● Task to carry out:
Answer with one number: the count of lines in the listing below that hold the word "Anomalia".

● Stored data:
* * *
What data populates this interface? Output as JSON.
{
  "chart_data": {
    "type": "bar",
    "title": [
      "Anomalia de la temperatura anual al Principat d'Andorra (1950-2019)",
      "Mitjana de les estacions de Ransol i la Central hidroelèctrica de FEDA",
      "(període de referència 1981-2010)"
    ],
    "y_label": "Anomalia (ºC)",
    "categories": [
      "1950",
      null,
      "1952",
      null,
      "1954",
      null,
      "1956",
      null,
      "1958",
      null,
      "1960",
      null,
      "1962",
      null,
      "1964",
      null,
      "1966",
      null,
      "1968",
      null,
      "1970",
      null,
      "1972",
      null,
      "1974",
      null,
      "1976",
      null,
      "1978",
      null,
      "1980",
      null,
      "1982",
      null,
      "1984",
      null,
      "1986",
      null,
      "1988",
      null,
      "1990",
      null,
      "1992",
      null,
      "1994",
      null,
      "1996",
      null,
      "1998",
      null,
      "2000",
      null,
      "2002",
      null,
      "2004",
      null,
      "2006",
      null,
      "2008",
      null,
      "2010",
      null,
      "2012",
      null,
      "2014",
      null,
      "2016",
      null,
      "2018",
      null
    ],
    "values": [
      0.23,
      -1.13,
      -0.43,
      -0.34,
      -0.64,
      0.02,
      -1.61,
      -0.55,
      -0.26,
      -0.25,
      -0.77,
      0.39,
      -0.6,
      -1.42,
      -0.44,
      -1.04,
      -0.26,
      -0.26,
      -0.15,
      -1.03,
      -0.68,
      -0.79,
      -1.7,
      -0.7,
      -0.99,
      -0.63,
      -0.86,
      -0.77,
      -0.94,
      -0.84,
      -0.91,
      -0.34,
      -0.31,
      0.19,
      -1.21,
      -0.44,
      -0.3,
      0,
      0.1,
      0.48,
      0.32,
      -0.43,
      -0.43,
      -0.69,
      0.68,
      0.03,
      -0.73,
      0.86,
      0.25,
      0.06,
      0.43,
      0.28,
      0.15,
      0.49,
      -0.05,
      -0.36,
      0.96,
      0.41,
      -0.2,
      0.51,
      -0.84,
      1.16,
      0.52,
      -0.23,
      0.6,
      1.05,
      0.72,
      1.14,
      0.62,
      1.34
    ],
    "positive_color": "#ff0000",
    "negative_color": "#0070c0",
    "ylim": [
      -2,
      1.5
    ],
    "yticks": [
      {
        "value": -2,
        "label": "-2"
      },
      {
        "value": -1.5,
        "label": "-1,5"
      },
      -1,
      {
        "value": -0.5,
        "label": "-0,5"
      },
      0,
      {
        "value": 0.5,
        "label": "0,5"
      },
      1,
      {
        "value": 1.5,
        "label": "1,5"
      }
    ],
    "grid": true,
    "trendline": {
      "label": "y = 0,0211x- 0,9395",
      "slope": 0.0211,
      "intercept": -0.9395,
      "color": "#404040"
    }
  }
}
* * *
● Output:
2